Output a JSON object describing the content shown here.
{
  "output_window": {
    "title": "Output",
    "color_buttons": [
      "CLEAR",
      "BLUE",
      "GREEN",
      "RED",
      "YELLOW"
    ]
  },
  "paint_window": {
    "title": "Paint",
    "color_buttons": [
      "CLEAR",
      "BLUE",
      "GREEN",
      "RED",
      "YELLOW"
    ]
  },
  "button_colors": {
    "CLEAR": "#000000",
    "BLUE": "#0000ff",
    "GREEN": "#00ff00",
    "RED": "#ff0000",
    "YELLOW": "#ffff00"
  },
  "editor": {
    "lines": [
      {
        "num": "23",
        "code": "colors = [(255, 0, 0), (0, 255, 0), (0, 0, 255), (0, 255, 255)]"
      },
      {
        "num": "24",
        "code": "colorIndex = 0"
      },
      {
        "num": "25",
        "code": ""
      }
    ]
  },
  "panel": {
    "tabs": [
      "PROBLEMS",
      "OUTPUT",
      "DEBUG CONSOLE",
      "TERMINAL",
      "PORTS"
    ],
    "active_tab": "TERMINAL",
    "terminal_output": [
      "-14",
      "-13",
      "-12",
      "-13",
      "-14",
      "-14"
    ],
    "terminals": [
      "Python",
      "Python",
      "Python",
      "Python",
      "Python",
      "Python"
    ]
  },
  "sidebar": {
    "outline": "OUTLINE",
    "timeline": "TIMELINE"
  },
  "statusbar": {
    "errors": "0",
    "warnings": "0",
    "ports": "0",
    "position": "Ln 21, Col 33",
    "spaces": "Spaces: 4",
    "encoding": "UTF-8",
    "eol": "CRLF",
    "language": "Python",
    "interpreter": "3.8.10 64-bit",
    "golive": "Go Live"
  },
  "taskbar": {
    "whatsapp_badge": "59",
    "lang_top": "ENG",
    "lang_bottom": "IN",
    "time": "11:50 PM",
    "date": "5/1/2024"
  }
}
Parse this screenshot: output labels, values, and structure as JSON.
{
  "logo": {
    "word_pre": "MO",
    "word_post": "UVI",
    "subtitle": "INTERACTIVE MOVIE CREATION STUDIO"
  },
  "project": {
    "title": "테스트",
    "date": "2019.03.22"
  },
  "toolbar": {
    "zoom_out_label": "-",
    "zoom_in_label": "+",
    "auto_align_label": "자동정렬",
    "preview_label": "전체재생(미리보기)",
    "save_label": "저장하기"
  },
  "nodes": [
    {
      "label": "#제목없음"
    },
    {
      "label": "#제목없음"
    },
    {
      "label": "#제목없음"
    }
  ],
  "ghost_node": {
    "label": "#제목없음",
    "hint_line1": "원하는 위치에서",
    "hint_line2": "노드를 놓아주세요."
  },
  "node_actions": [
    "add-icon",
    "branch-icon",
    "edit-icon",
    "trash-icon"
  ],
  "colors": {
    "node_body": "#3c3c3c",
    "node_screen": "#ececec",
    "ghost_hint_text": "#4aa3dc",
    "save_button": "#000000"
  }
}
- - -
• _GIVEN REQUEST_
Copy each line from the data above that includes "icon".

• _TASK ANSWER_
    "add-icon",
    "branch-icon",
    "edit-icon",
    "trash-icon"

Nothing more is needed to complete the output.